SUPPLIED DATA:
════════

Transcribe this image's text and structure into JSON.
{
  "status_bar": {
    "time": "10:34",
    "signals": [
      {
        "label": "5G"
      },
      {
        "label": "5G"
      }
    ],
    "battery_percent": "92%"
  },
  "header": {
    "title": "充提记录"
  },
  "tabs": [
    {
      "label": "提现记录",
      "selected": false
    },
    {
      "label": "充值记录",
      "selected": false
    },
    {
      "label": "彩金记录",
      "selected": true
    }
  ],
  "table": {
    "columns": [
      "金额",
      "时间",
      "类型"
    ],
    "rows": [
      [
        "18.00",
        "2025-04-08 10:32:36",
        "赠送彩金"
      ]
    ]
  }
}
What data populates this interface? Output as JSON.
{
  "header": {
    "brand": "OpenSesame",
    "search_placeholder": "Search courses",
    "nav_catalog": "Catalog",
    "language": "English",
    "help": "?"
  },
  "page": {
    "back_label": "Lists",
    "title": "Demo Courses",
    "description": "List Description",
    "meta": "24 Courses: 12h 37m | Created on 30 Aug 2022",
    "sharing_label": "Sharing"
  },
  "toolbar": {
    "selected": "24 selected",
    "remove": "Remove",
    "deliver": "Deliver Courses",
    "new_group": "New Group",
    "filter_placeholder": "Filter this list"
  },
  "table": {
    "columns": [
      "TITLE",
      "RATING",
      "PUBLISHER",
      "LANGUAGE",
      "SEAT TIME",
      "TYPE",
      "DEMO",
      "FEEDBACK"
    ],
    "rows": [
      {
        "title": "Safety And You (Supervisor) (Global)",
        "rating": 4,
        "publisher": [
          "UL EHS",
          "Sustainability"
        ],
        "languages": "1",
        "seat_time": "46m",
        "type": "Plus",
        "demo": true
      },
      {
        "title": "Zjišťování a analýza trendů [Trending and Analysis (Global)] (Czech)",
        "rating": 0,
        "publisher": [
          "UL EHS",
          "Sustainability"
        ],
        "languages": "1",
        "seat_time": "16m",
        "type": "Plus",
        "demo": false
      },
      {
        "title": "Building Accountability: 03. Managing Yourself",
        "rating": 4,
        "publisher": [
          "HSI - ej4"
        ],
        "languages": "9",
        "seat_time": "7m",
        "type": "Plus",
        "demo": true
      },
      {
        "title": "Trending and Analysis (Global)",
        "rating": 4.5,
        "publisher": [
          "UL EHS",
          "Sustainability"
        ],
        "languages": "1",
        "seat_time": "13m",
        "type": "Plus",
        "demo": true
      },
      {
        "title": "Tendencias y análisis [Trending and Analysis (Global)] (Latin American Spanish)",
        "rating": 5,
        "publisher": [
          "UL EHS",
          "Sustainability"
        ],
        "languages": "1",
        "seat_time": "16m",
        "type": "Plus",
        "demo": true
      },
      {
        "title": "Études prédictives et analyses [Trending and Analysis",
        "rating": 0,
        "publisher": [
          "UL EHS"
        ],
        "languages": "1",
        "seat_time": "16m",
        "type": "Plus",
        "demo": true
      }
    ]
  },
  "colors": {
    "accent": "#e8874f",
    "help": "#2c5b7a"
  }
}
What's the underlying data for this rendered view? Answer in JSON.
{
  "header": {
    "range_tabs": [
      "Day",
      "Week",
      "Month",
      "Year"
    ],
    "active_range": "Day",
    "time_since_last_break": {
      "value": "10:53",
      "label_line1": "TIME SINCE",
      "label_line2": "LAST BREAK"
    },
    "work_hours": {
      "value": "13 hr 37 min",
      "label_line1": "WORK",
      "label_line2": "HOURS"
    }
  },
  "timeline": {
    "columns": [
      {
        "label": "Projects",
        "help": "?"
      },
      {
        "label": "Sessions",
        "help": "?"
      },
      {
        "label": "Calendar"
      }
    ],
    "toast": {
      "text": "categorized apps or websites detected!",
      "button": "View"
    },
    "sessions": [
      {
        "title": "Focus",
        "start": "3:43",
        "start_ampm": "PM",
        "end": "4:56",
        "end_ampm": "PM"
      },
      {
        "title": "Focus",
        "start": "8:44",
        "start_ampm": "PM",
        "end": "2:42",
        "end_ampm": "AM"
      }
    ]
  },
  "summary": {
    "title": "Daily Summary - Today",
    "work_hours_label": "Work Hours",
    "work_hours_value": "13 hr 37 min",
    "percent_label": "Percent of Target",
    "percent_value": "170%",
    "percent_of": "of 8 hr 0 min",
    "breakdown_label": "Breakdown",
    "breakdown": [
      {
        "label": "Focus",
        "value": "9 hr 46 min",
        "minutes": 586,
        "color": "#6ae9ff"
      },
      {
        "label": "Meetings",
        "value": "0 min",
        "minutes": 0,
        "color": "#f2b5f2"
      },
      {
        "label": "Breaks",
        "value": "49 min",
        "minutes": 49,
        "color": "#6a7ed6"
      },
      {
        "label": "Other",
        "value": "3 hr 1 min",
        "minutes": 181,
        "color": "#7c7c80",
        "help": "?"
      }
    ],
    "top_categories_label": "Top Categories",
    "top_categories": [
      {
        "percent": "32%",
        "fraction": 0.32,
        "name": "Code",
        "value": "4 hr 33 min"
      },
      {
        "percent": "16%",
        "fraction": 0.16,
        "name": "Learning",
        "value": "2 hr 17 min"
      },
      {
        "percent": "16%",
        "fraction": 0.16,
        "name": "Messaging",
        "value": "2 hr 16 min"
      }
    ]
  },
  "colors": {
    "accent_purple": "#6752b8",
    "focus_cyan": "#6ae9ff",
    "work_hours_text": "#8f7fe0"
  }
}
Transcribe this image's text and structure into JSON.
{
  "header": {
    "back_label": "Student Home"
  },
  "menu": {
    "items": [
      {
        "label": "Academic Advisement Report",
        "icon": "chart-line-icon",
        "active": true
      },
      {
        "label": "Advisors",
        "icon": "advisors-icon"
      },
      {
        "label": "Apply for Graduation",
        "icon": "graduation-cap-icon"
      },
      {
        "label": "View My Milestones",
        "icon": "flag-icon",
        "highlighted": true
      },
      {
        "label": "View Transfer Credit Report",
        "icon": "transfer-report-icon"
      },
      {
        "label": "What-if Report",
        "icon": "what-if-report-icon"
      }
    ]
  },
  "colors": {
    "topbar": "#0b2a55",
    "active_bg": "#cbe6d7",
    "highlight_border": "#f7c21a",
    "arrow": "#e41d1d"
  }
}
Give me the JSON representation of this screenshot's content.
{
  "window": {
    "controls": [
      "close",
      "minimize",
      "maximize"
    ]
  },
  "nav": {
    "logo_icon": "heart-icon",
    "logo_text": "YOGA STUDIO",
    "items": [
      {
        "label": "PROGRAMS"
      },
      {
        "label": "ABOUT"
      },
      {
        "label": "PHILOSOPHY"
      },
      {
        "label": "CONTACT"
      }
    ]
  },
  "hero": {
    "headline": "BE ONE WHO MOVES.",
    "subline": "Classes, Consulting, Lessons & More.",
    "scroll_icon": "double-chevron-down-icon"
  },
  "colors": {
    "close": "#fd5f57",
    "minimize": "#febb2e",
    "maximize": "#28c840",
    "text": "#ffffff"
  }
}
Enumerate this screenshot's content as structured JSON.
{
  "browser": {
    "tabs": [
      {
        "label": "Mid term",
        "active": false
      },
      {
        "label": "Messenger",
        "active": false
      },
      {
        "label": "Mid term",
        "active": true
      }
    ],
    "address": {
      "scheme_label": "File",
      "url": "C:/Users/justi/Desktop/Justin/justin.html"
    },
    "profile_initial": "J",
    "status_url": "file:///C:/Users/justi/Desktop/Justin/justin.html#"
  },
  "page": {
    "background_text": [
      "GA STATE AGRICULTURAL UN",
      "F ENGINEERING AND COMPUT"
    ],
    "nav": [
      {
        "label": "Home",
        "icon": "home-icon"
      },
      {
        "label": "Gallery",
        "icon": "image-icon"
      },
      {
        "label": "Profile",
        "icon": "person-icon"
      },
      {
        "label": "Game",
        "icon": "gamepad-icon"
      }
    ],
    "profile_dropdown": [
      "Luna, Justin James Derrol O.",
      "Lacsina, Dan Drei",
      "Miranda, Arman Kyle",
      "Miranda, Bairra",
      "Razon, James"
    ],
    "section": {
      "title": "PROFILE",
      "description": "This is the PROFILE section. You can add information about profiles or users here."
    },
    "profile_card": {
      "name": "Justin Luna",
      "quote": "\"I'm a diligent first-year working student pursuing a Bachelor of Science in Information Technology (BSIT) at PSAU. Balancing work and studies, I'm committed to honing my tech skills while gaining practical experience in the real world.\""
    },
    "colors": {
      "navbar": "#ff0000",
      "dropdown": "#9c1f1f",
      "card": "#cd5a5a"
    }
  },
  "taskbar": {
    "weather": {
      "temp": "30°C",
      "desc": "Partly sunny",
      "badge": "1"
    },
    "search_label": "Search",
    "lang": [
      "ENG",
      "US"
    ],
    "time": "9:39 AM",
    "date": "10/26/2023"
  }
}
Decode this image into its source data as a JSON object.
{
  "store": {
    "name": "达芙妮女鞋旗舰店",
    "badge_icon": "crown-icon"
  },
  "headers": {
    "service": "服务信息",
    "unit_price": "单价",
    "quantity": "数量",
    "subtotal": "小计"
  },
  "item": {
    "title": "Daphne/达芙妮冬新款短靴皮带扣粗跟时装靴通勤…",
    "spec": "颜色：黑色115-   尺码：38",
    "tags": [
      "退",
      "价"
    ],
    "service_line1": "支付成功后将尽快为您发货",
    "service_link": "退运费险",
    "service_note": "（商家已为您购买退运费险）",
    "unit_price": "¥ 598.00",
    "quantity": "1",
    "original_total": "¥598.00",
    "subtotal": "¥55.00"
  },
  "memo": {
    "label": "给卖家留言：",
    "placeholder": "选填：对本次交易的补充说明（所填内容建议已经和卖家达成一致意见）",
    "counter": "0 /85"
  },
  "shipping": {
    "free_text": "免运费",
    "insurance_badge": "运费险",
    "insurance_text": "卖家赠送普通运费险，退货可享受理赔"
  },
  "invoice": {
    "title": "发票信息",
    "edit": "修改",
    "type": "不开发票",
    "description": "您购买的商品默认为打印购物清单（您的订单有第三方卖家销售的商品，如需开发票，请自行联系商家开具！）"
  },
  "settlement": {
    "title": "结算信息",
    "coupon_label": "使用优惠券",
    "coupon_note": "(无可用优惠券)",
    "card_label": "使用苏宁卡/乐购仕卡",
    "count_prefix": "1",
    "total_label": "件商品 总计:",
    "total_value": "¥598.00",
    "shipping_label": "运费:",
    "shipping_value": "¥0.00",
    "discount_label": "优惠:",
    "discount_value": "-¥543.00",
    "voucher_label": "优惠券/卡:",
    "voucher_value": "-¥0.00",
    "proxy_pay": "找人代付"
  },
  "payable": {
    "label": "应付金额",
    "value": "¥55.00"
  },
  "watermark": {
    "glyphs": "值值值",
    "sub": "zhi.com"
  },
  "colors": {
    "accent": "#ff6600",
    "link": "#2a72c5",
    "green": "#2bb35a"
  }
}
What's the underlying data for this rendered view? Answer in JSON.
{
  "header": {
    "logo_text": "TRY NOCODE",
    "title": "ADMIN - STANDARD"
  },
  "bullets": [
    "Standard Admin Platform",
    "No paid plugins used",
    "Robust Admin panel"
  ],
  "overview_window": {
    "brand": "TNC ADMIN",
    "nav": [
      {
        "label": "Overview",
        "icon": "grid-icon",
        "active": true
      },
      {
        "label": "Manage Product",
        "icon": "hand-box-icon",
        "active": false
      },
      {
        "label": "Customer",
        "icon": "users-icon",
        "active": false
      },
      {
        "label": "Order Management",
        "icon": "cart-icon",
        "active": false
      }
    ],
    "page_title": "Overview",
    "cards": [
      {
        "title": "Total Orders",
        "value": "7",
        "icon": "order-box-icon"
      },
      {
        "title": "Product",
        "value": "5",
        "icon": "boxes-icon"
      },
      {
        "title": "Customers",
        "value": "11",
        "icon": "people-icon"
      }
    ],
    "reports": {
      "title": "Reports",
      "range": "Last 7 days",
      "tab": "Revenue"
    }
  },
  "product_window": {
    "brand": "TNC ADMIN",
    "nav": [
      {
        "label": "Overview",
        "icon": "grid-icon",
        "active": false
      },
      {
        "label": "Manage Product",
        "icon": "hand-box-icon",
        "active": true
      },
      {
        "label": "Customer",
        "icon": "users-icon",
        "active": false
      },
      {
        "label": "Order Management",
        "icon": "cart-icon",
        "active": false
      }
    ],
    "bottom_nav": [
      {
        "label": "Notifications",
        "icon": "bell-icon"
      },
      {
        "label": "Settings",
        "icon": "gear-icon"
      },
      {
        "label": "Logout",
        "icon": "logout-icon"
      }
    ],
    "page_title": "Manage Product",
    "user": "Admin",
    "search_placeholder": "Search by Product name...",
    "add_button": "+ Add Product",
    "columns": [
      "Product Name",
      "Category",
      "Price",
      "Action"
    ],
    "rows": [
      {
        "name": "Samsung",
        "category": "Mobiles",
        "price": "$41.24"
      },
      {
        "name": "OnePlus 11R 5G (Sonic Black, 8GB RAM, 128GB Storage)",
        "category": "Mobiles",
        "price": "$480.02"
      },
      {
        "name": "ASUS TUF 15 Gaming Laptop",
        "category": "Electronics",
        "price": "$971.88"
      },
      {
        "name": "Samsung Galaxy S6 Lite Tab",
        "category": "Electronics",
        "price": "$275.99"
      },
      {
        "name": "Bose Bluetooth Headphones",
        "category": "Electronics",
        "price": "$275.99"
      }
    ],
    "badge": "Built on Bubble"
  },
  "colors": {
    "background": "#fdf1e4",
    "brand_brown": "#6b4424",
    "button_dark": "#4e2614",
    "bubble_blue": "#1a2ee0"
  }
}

════════

WHAT THE EXERCISE ASKS: Of all the lines above, how many contain the word "Luna"? Give the number and nothing else.

WORKED SOLUTION: 2